Dataset listings of figures:
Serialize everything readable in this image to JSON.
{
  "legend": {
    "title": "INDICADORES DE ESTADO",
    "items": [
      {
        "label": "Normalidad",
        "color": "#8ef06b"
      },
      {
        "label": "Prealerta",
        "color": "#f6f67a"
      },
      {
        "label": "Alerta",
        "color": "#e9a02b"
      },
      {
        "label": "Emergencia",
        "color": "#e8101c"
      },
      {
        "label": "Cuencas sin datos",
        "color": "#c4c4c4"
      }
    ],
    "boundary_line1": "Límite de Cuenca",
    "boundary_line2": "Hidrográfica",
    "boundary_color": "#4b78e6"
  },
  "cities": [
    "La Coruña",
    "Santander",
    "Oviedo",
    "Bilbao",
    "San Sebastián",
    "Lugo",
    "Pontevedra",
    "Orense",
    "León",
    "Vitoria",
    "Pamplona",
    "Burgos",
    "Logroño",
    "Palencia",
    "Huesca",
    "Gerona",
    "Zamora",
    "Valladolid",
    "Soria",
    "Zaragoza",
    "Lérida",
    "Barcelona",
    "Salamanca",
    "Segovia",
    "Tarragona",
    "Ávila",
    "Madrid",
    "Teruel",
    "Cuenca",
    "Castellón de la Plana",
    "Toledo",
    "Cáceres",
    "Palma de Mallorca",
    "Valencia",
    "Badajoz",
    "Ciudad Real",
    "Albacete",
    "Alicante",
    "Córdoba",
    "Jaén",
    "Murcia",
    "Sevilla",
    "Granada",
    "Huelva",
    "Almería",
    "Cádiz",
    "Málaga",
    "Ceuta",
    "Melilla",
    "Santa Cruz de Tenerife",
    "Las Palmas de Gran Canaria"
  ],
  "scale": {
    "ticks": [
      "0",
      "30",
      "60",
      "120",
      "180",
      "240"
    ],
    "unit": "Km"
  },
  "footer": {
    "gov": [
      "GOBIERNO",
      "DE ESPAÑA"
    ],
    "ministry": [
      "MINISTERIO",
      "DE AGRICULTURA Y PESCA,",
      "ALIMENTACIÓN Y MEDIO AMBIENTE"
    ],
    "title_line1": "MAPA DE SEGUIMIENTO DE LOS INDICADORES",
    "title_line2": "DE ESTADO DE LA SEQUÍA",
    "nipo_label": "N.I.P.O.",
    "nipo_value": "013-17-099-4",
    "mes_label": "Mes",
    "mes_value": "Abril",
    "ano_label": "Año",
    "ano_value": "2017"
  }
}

» REQUIRED WORK:
Please quote the records above exactly, without skipping a line.

» CORRECT RESULT:
Serialize everything readable in this image to JSON.
{
  "legend": {
    "title": "INDICADORES DE ESTADO",
    "items": [
      {
        "label": "Normalidad",
        "color": "#8ef06b"
      },
      {
        "label": "Prealerta",
        "color": "#f6f67a"
      },
      {
        "label": "Alerta",
        "color": "#e9a02b"
      },
      {
        "label": "Emergencia",
        "color": "#e8101c"
      },
      {
        "label": "Cuencas sin datos",
        "color": "#c4c4c4"
      }
    ],
    "boundary_line1": "Límite de Cuenca",
    "boundary_line2": "Hidrográfica",
    "boundary_color": "#4b78e6"
  },
  "cities": [
    "La Coruña",
    "Santander",
    "Oviedo",
    "Bilbao",
    "San Sebastián",
    "Lugo",
    "Pontevedra",
    "Orense",
    "León",
    "Vitoria",
    "Pamplona",
    "Burgos",
    "Logroño",
    "Palencia",
    "Huesca",
    "Gerona",
    "Zamora",
    "Valladolid",
    "Soria",
    "Zaragoza",
    "Lérida",
    "Barcelona",
    "Salamanca",
    "Segovia",
    "Tarragona",
    "Ávila",
    "Madrid",
    "Teruel",
    "Cuenca",
    "Castellón de la Plana",
    "Toledo",
    "Cáceres",
    "Palma de Mallorca",
    "Valencia",
    "Badajoz",
    "Ciudad Real",
    "Albacete",
    "Alicante",
    "Córdoba",
    "Jaén",
    "Murcia",
    "Sevilla",
    "Granada",
    "Huelva",
    "Almería",
    "Cádiz",
    "Málaga",
    "Ceuta",
    "Melilla",
    "Santa Cruz de Tenerife",
    "Las Palmas de Gran Canaria"
  ],
  "scale": {
    "ticks": [
      "0",
      "30",
      "60",
      "120",
      "180",
      "240"
    ],
    "unit": "Km"
  },
  "footer": {
    "gov": [
      "GOBIERNO",
      "DE ESPAÑA"
    ],
    "ministry": [
      "MINISTERIO",
      "DE AGRICULTURA Y PESCA,",
      "ALIMENTACIÓN Y MEDIO AMBIENTE"
    ],
    "title_line1": "MAPA DE SEGUIMIENTO DE LOS INDICADORES",
    "title_line2": "DE ESTADO DE LA SEQUÍA",
    "nipo_label": "N.I.P.O.",
    "nipo_value": "013-17-099-4",
    "mes_label": "Mes",
    "mes_value": "Abril",
    "ano_label": "Año",
    "ano_value": "2017"
  }
}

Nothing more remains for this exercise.